* TASK REQUIREMENTS
Repeat the lines of the listing from the line with "category-item[interactable]: リアルタイムプレビュー [15,533,225,556]" up to and including the line with "category-item[interactable]: W3C バリデーター", swapping each "category-item" for "settings-item" and leaving everything else unchanged.

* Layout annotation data
* START *

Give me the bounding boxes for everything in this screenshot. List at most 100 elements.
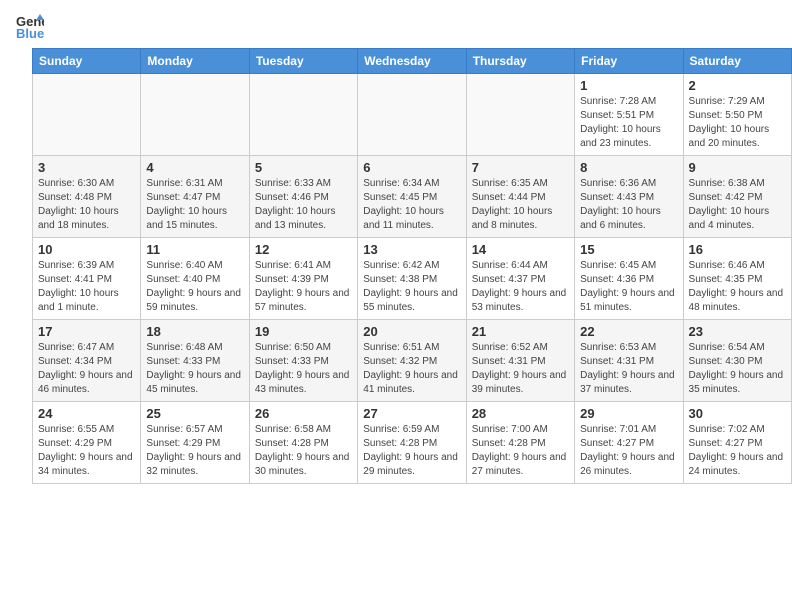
calendar-cell: 23 Sunrise: 6:54 AM Sunset: 4:30 PM Dayli… <box>683 320 791 402</box>
calendar-cell: 29 Sunrise: 7:01 AM Sunset: 4:27 PM Dayli… <box>575 402 683 484</box>
calendar-header-row: SundayMondayTuesdayWednesdayThursdayFrid… <box>33 49 792 74</box>
day-number: 1 <box>580 78 677 93</box>
day-number: 25 <box>146 406 243 421</box>
calendar-container: SundayMondayTuesdayWednesdayThursdayFrid… <box>0 48 792 484</box>
day-number: 20 <box>363 324 460 339</box>
day-info: Sunrise: 6:55 AM Sunset: 4:29 PM Dayligh… <box>38 423 135 479</box>
weekday-header-thursday: Thursday <box>466 49 574 74</box>
calendar-cell: 28 Sunrise: 7:00 AM Sunset: 4:28 PM Dayli… <box>466 402 574 484</box>
day-number: 26 <box>255 406 352 421</box>
day-info: Sunrise: 6:53 AM Sunset: 4:31 PM Dayligh… <box>580 341 677 397</box>
calendar-cell: 3 Sunrise: 6:30 AM Sunset: 4:48 PM Daylig… <box>33 156 141 238</box>
weekday-header-friday: Friday <box>575 49 683 74</box>
day-info: Sunrise: 6:35 AM Sunset: 4:44 PM Dayligh… <box>472 177 569 233</box>
calendar-week-2: 3 Sunrise: 6:30 AM Sunset: 4:48 PM Daylig… <box>33 156 792 238</box>
day-info: Sunrise: 6:57 AM Sunset: 4:29 PM Dayligh… <box>146 423 243 479</box>
day-info: Sunrise: 6:30 AM Sunset: 4:48 PM Dayligh… <box>38 177 135 233</box>
day-number: 16 <box>689 242 786 257</box>
calendar-cell: 22 Sunrise: 6:53 AM Sunset: 4:31 PM Dayli… <box>575 320 683 402</box>
calendar-cell: 11Sunrise: 6:40 AM Sunset: 4:40 PM Dayli… <box>141 238 249 320</box>
day-info: Sunrise: 7:29 AM Sunset: 5:50 PM Dayligh… <box>689 95 786 151</box>
calendar-week-1: 1Sunrise: 7:28 AM Sunset: 5:51 PM Daylig… <box>33 74 792 156</box>
day-info: Sunrise: 6:54 AM Sunset: 4:30 PM Dayligh… <box>689 341 786 397</box>
calendar-cell: 27 Sunrise: 6:59 AM Sunset: 4:28 PM Dayli… <box>358 402 466 484</box>
day-info: Sunrise: 6:50 AM Sunset: 4:33 PM Dayligh… <box>255 341 352 397</box>
weekday-header-tuesday: Tuesday <box>249 49 357 74</box>
svg-text:Blue: Blue <box>16 26 44 40</box>
day-info: Sunrise: 6:41 AM Sunset: 4:39 PM Dayligh… <box>255 259 352 315</box>
day-info: Sunrise: 6:45 AM Sunset: 4:36 PM Dayligh… <box>580 259 677 315</box>
day-info: Sunrise: 6:59 AM Sunset: 4:28 PM Dayligh… <box>363 423 460 479</box>
day-info: Sunrise: 7:01 AM Sunset: 4:27 PM Dayligh… <box>580 423 677 479</box>
day-number: 17 <box>38 324 135 339</box>
day-number: 24 <box>38 406 135 421</box>
calendar-cell: 25 Sunrise: 6:57 AM Sunset: 4:29 PM Dayli… <box>141 402 249 484</box>
calendar-cell: 19 Sunrise: 6:50 AM Sunset: 4:33 PM Dayli… <box>249 320 357 402</box>
day-info: Sunrise: 6:44 AM Sunset: 4:37 PM Dayligh… <box>472 259 569 315</box>
logo: General Blue <box>16 12 48 40</box>
day-number: 9 <box>689 160 786 175</box>
calendar-cell: 17 Sunrise: 6:47 AM Sunset: 4:34 PM Dayli… <box>33 320 141 402</box>
calendar-cell: 7 Sunrise: 6:35 AM Sunset: 4:44 PM Daylig… <box>466 156 574 238</box>
weekday-header-sunday: Sunday <box>33 49 141 74</box>
calendar-week-4: 17 Sunrise: 6:47 AM Sunset: 4:34 PM Dayli… <box>33 320 792 402</box>
calendar-week-3: 10 Sunrise: 6:39 AM Sunset: 4:41 PM Dayli… <box>33 238 792 320</box>
day-number: 6 <box>363 160 460 175</box>
day-info: Sunrise: 6:51 AM Sunset: 4:32 PM Dayligh… <box>363 341 460 397</box>
calendar-cell <box>33 74 141 156</box>
day-number: 28 <box>472 406 569 421</box>
calendar-cell: 24 Sunrise: 6:55 AM Sunset: 4:29 PM Dayli… <box>33 402 141 484</box>
calendar-cell: 6 Sunrise: 6:34 AM Sunset: 4:45 PM Daylig… <box>358 156 466 238</box>
day-number: 21 <box>472 324 569 339</box>
day-number: 5 <box>255 160 352 175</box>
day-info: Sunrise: 6:31 AM Sunset: 4:47 PM Dayligh… <box>146 177 243 233</box>
weekday-header-monday: Monday <box>141 49 249 74</box>
day-info: Sunrise: 6:36 AM Sunset: 4:43 PM Dayligh… <box>580 177 677 233</box>
calendar-cell: 21Sunrise: 6:52 AM Sunset: 4:31 PM Dayli… <box>466 320 574 402</box>
day-info: Sunrise: 6:34 AM Sunset: 4:45 PM Dayligh… <box>363 177 460 233</box>
day-info: Sunrise: 6:47 AM Sunset: 4:34 PM Dayligh… <box>38 341 135 397</box>
day-info: Sunrise: 6:58 AM Sunset: 4:28 PM Dayligh… <box>255 423 352 479</box>
day-number: 22 <box>580 324 677 339</box>
calendar-cell: 16 Sunrise: 6:46 AM Sunset: 4:35 PM Dayli… <box>683 238 791 320</box>
calendar-cell: 30Sunrise: 7:02 AM Sunset: 4:27 PM Dayli… <box>683 402 791 484</box>
calendar-cell: 10 Sunrise: 6:39 AM Sunset: 4:41 PM Dayli… <box>33 238 141 320</box>
day-info: Sunrise: 6:46 AM Sunset: 4:35 PM Dayligh… <box>689 259 786 315</box>
day-number: 19 <box>255 324 352 339</box>
day-info: Sunrise: 6:33 AM Sunset: 4:46 PM Dayligh… <box>255 177 352 233</box>
calendar-cell <box>249 74 357 156</box>
calendar-body: 1Sunrise: 7:28 AM Sunset: 5:51 PM Daylig… <box>33 74 792 484</box>
day-number: 15 <box>580 242 677 257</box>
calendar-cell: 26 Sunrise: 6:58 AM Sunset: 4:28 PM Dayli… <box>249 402 357 484</box>
logo-icon: General Blue <box>16 12 44 40</box>
calendar-cell: 12 Sunrise: 6:41 AM Sunset: 4:39 PM Dayli… <box>249 238 357 320</box>
day-number: 14 <box>472 242 569 257</box>
calendar-cell: 2Sunrise: 7:29 AM Sunset: 5:50 PM Daylig… <box>683 74 791 156</box>
day-number: 10 <box>38 242 135 257</box>
day-info: Sunrise: 6:39 AM Sunset: 4:41 PM Dayligh… <box>38 259 135 315</box>
calendar-cell: 5 Sunrise: 6:33 AM Sunset: 4:46 PM Daylig… <box>249 156 357 238</box>
day-info: Sunrise: 7:00 AM Sunset: 4:28 PM Dayligh… <box>472 423 569 479</box>
day-number: 27 <box>363 406 460 421</box>
day-info: Sunrise: 6:48 AM Sunset: 4:33 PM Dayligh… <box>146 341 243 397</box>
day-info: Sunrise: 6:38 AM Sunset: 4:42 PM Dayligh… <box>689 177 786 233</box>
day-number: 12 <box>255 242 352 257</box>
calendar-cell: 9 Sunrise: 6:38 AM Sunset: 4:42 PM Daylig… <box>683 156 791 238</box>
page-header: General Blue <box>0 0 792 48</box>
day-number: 23 <box>689 324 786 339</box>
calendar-cell: 1Sunrise: 7:28 AM Sunset: 5:51 PM Daylig… <box>575 74 683 156</box>
weekday-header-wednesday: Wednesday <box>358 49 466 74</box>
calendar-cell: 20 Sunrise: 6:51 AM Sunset: 4:32 PM Dayli… <box>358 320 466 402</box>
day-number: 13 <box>363 242 460 257</box>
day-number: 3 <box>38 160 135 175</box>
calendar-cell: 13 Sunrise: 6:42 AM Sunset: 4:38 PM Dayli… <box>358 238 466 320</box>
day-number: 29 <box>580 406 677 421</box>
calendar-cell: 14 Sunrise: 6:44 AM Sunset: 4:37 PM Dayli… <box>466 238 574 320</box>
calendar-cell: 4Sunrise: 6:31 AM Sunset: 4:47 PM Daylig… <box>141 156 249 238</box>
calendar-cell <box>466 74 574 156</box>
day-info: Sunrise: 6:40 AM Sunset: 4:40 PM Dayligh… <box>146 259 243 315</box>
day-info: Sunrise: 6:42 AM Sunset: 4:38 PM Dayligh… <box>363 259 460 315</box>
day-number: 7 <box>472 160 569 175</box>
day-info: Sunrise: 7:02 AM Sunset: 4:27 PM Dayligh… <box>689 423 786 479</box>
calendar-cell: 15 Sunrise: 6:45 AM Sunset: 4:36 PM Dayli… <box>575 238 683 320</box>
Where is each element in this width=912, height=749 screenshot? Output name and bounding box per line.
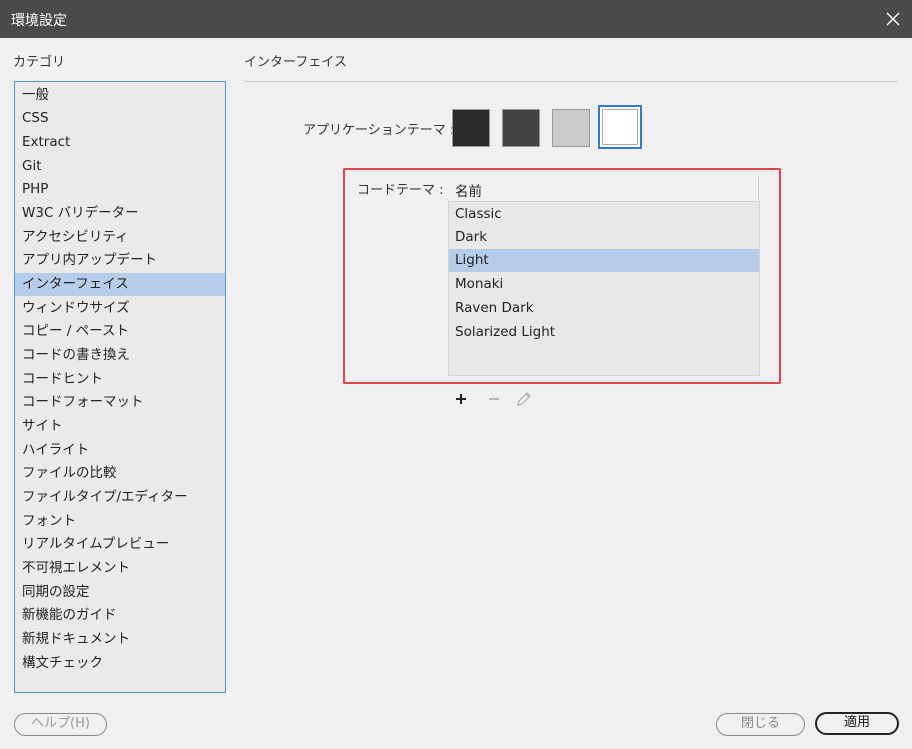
category-item[interactable]: リアルタイムプレビュー [15,533,225,556]
theme-swatch-dark[interactable] [502,109,540,147]
category-item[interactable]: アクセシビリティ [15,226,225,249]
remove-theme-button[interactable] [485,390,503,408]
category-item[interactable]: コードヒント [15,368,225,391]
apply-button[interactable]: 適用 [815,712,899,735]
category-item[interactable]: W3C バリデーター [15,202,225,225]
category-item[interactable]: ハイライト [15,439,225,462]
code-theme-item[interactable]: Dark [449,226,759,249]
close-icon [886,12,900,26]
category-item[interactable]: コードフォーマット [15,391,225,414]
code-theme-item[interactable]: Solarized Light [449,321,759,344]
code-theme-list[interactable]: Classic Dark Light Monaki Raven Dark Sol… [448,201,760,376]
theme-swatch-light[interactable] [552,109,590,147]
code-theme-item[interactable]: Classic [449,203,759,226]
swatch-fill [602,109,638,145]
add-theme-button[interactable] [452,390,470,408]
help-button[interactable]: ヘルプ(H) [14,713,107,736]
category-item[interactable]: CSS [15,107,225,130]
edit-theme-button[interactable] [515,390,533,408]
category-list[interactable]: 一般 CSS Extract Git PHP W3C バリデーター アクセシビリ… [14,81,226,693]
category-item[interactable]: 不可視エレメント [15,557,225,580]
code-theme-item[interactable]: Monaki [449,273,759,296]
code-theme-label: コードテーマ : [357,183,444,198]
category-item[interactable]: ファイルタイプ/エディター [15,486,225,509]
app-theme-label: アプリケーションテーマ : [303,123,455,138]
category-item[interactable]: ファイルの比較 [15,462,225,485]
category-item[interactable]: サイト [15,415,225,438]
code-theme-item[interactable]: Raven Dark [449,297,759,320]
category-item[interactable]: 構文チェック [15,652,225,675]
category-header: カテゴリ [13,55,66,70]
category-item[interactable]: 一般 [15,84,225,107]
category-item[interactable]: 新規ドキュメント [15,628,225,651]
category-item[interactable]: コードの書き換え [15,344,225,367]
category-item[interactable]: Git [15,155,225,178]
category-item[interactable]: ウィンドウサイズ [15,297,225,320]
close-button[interactable]: 閉じる [716,713,805,736]
category-item-selected[interactable]: インターフェイス [15,273,225,296]
category-item[interactable]: フォント [15,510,225,533]
panel-divider [244,81,898,82]
theme-swatch-lightest-selected[interactable] [598,105,642,149]
title-bar: 環境設定 [0,0,912,38]
edit-icon [517,392,531,406]
column-header-name[interactable]: 名前 [455,180,482,200]
remove-icon [489,398,499,400]
category-item[interactable]: Extract [15,131,225,154]
add-icon [456,394,466,404]
column-divider [758,176,759,200]
window-title: 環境設定 [11,13,67,29]
panel-title: インターフェイス [244,55,347,70]
category-item[interactable]: PHP [15,178,225,201]
close-window-button[interactable] [874,0,912,38]
category-item[interactable]: 同期の設定 [15,581,225,604]
theme-swatch-darkest[interactable] [452,109,490,147]
category-item[interactable]: アプリ内アップデート [15,249,225,272]
category-item[interactable]: 新機能のガイド [15,604,225,627]
code-theme-item-selected[interactable]: Light [449,249,759,272]
category-item[interactable]: コピー / ペースト [15,320,225,343]
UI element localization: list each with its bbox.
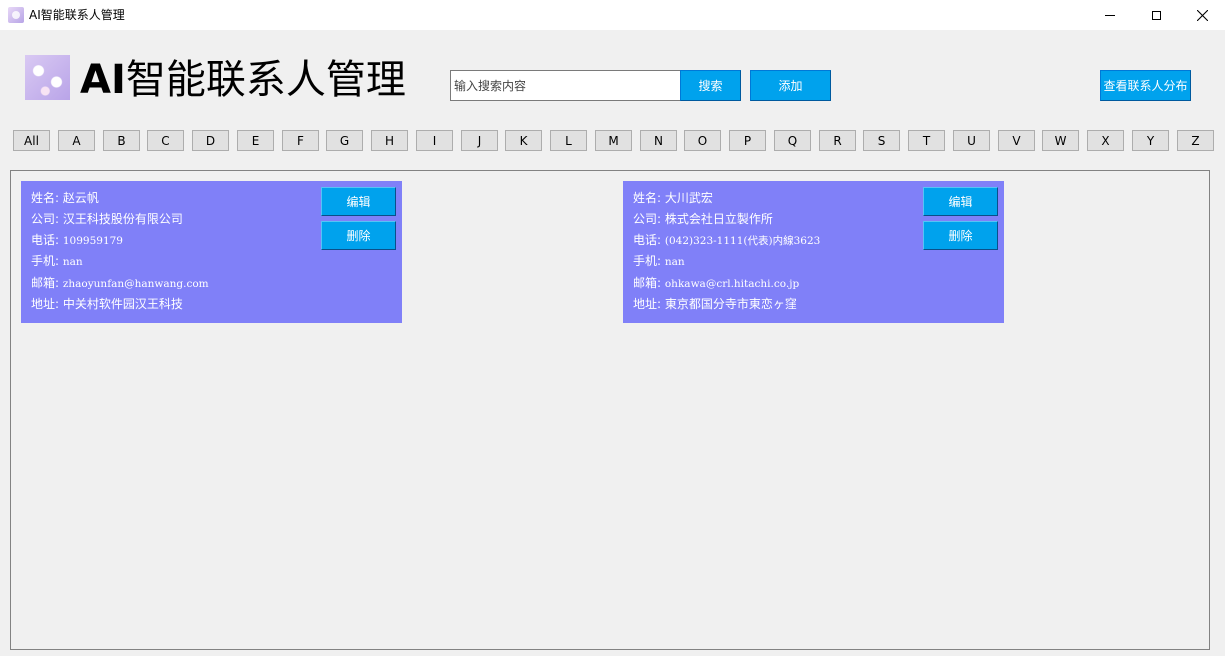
letter-button-b[interactable]: B xyxy=(103,130,140,151)
maximize-button[interactable] xyxy=(1133,0,1179,30)
page-title-ai: AI xyxy=(80,57,126,103)
contact-mobile: nan xyxy=(664,256,685,268)
letter-button-v[interactable]: V xyxy=(998,130,1035,151)
letter-button-q[interactable]: Q xyxy=(774,130,811,151)
contact-address: 地址: 中关村软件园汉王科技 xyxy=(31,297,183,311)
title-bar: AI智能联系人管理 xyxy=(0,0,1225,30)
delete-button[interactable]: 删除 xyxy=(321,221,396,250)
letter-button-k[interactable]: K xyxy=(505,130,542,151)
contact-email: zhaoyunfan@hanwang.com xyxy=(62,278,209,290)
maximize-icon xyxy=(1151,10,1161,20)
minimize-button[interactable] xyxy=(1087,0,1133,30)
contact-phone: (042)323-1111(代表)内線3623 xyxy=(664,235,821,247)
letter-button-o[interactable]: O xyxy=(684,130,721,151)
contact-email-label: 邮箱: xyxy=(31,276,63,290)
letter-button-m[interactable]: M xyxy=(595,130,632,151)
letter-button-l[interactable]: L xyxy=(550,130,587,151)
app-icon xyxy=(8,7,24,23)
logo-image xyxy=(25,55,70,100)
letter-button-w[interactable]: W xyxy=(1042,130,1079,151)
contact-mobile: nan xyxy=(62,256,83,268)
letter-button-y[interactable]: Y xyxy=(1132,130,1169,151)
edit-button[interactable]: 编辑 xyxy=(321,187,396,216)
search-button[interactable]: 搜索 xyxy=(680,70,741,101)
close-icon xyxy=(1196,9,1208,21)
letter-button-j[interactable]: J xyxy=(461,130,498,151)
letter-button-a[interactable]: A xyxy=(58,130,95,151)
contact-company: 公司: 汉王科技股份有限公司 xyxy=(31,212,183,226)
letter-button-u[interactable]: U xyxy=(953,130,990,151)
letter-button-r[interactable]: R xyxy=(819,130,856,151)
contact-address: 地址: 東京都国分寺市東恋ヶ窪 xyxy=(633,297,797,311)
letter-button-f[interactable]: F xyxy=(282,130,319,151)
edit-button[interactable]: 编辑 xyxy=(923,187,998,216)
letter-button-z[interactable]: Z xyxy=(1177,130,1214,151)
delete-button[interactable]: 删除 xyxy=(923,221,998,250)
letter-button-i[interactable]: I xyxy=(416,130,453,151)
page-title: AI智能联系人管理 xyxy=(80,56,406,104)
contact-mobile-label: 手机: xyxy=(31,254,63,268)
contact-card: 姓名: 赵云帆 公司: 汉王科技股份有限公司 电话: 109959179 手机:… xyxy=(21,181,402,323)
contact-phone: 109959179 xyxy=(62,235,123,247)
contacts-panel: 姓名: 赵云帆 公司: 汉王科技股份有限公司 电话: 109959179 手机:… xyxy=(10,170,1210,650)
letter-button-all[interactable]: All xyxy=(13,130,50,151)
contact-phone-label: 电话: xyxy=(31,233,63,247)
page-title-rest: 智能联系人管理 xyxy=(125,57,406,103)
letter-button-t[interactable]: T xyxy=(908,130,945,151)
contact-card: 姓名: 大川武宏 公司: 株式会社日立製作所 电话: (042)323-1111… xyxy=(623,181,1004,323)
view-distribution-button[interactable]: 查看联系人分布 xyxy=(1100,70,1191,101)
minimize-icon xyxy=(1105,14,1115,16)
contact-email-label: 邮箱: xyxy=(633,276,665,290)
contact-company: 公司: 株式会社日立製作所 xyxy=(633,212,773,226)
letter-button-n[interactable]: N xyxy=(640,130,677,151)
contact-name: 姓名: 赵云帆 xyxy=(31,191,99,205)
letter-button-s[interactable]: S xyxy=(863,130,900,151)
contact-name: 姓名: 大川武宏 xyxy=(633,191,713,205)
letter-button-g[interactable]: G xyxy=(326,130,363,151)
letter-button-c[interactable]: C xyxy=(147,130,184,151)
contact-phone-label: 电话: xyxy=(633,233,665,247)
letter-button-h[interactable]: H xyxy=(371,130,408,151)
letter-button-p[interactable]: P xyxy=(729,130,766,151)
letter-button-e[interactable]: E xyxy=(237,130,274,151)
contact-mobile-label: 手机: xyxy=(633,254,665,268)
close-button[interactable] xyxy=(1179,0,1225,30)
search-input[interactable] xyxy=(450,70,681,101)
contact-email: ohkawa@crl.hitachi.co.jp xyxy=(664,278,800,290)
window-title: AI智能联系人管理 xyxy=(29,8,125,22)
letter-button-x[interactable]: X xyxy=(1087,130,1124,151)
letter-button-d[interactable]: D xyxy=(192,130,229,151)
add-button[interactable]: 添加 xyxy=(750,70,831,101)
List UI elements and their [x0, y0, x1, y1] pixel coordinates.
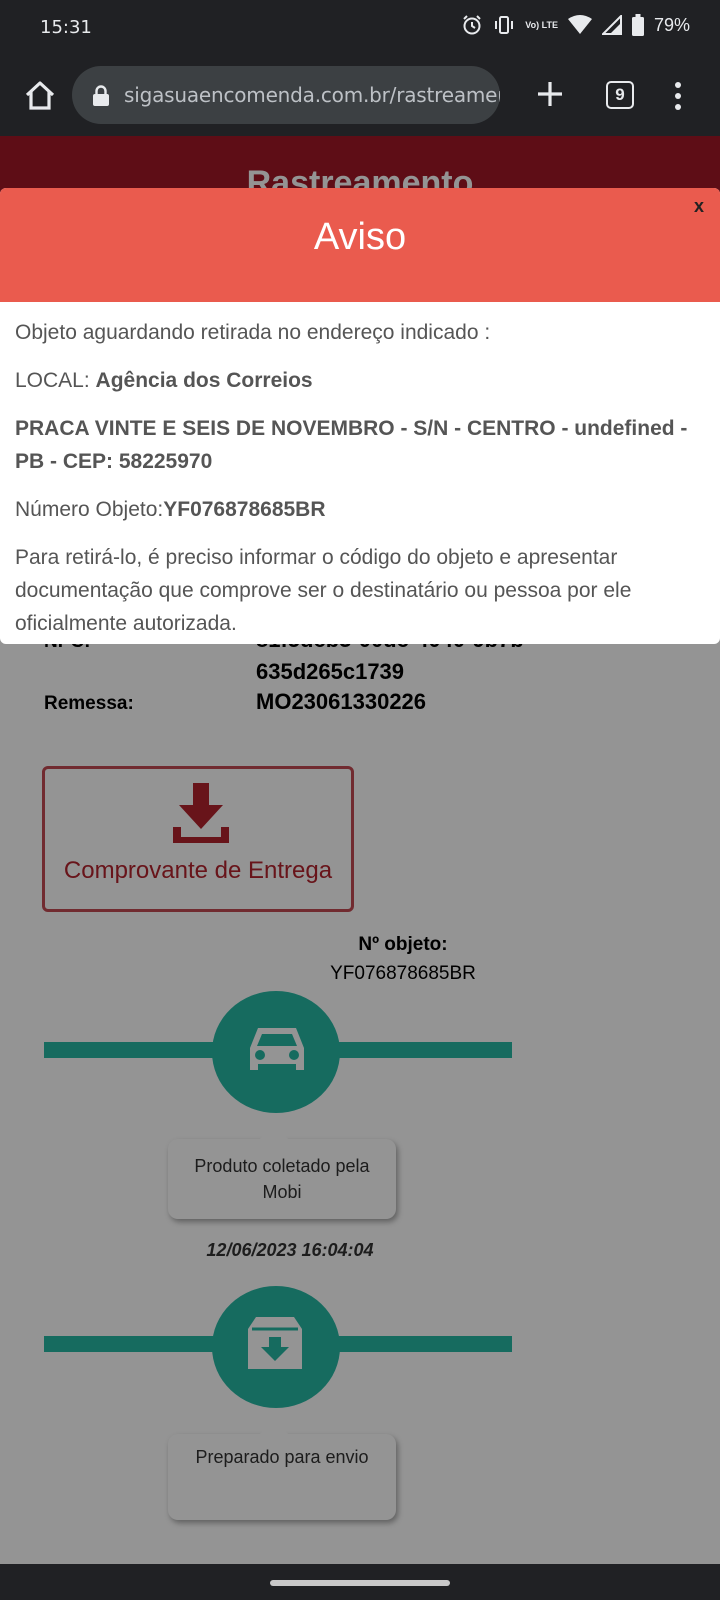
url-text[interactable]: sigasuaencomenda.com.br/rastreamento	[124, 83, 500, 107]
alarm-icon	[463, 15, 482, 35]
modal-local: LOCAL: Agência dos Correios	[15, 364, 705, 397]
battery-icon	[631, 14, 644, 36]
browser-toolbar: sigasuaencomenda.com.br/rastreamento 9	[0, 56, 720, 136]
close-button[interactable]: x	[694, 196, 704, 217]
home-gesture-handle[interactable]	[270, 1580, 450, 1586]
wifi-icon	[567, 15, 592, 34]
battery-percentage: 79%	[653, 14, 690, 35]
modal-title: Aviso	[313, 216, 407, 258]
modal-instructions: Para retirá-lo, é preciso informar o cód…	[15, 546, 632, 635]
new-tab-icon[interactable]	[530, 74, 570, 114]
cell-signal-icon	[601, 15, 622, 35]
modal-intro: Objeto aguardando retirada no endereço i…	[15, 321, 491, 344]
modal-header: Aviso x	[0, 188, 720, 302]
local-label: LOCAL:	[15, 369, 96, 392]
vibrate-icon	[495, 16, 514, 34]
address-text: PRACA VINTE E SEIS DE NOVEMBRO - S/N - C…	[15, 417, 688, 473]
numero-value: YF076878685BR	[163, 498, 326, 521]
lock-icon	[93, 85, 109, 106]
volte-lte-icon: Vo) LTE	[525, 19, 558, 30]
tab-count: 9	[615, 85, 625, 104]
modal-body: Objeto aguardando retirada no endereço i…	[15, 316, 705, 644]
local-value: Agência dos Correios	[95, 369, 313, 392]
tab-switcher-button[interactable]: 9	[606, 81, 634, 109]
modal-address: PRACA VINTE E SEIS DE NOVEMBRO - S/N - C…	[15, 412, 705, 478]
home-icon[interactable]	[20, 76, 60, 116]
notice-modal: Aviso x Objeto aguardando retirada no en…	[0, 188, 720, 644]
numero-label: Número Objeto:	[15, 498, 164, 521]
address-bar[interactable]: sigasuaencomenda.com.br/rastreamento	[72, 66, 500, 124]
web-page: Rastreamento NPC: 81f5dcb3-00dc-4040-9b7…	[0, 136, 720, 1564]
more-options-icon[interactable]	[666, 78, 690, 114]
system-nav-bar	[0, 1564, 720, 1600]
status-time: 15:31	[40, 17, 92, 38]
modal-object-number: Número Objeto:YF076878685BR	[15, 493, 705, 526]
network-label: Vo) LTE	[525, 19, 558, 30]
status-bar: 15:31 Vo) LTE 79%	[0, 0, 720, 56]
status-icons: Vo) LTE 79%	[461, 14, 690, 36]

* END *

* EXERCISE SOLUTION
settings-item[interactable]: リアルタイムプレビュー [15,533,225,556]
theme-swatch-dark[interactable] [502,109,540,147]
settings-item[interactable]: アクセシビリティ [15,226,225,249]
remove-theme-button[interactable] [485,390,503,408]
settings-item[interactable]: コードヒント [15,368,225,391]
apply-button[interactable]: 適用 [815,712,899,735]
settings-item[interactable]: W3C バリデーター [15,202,225,225]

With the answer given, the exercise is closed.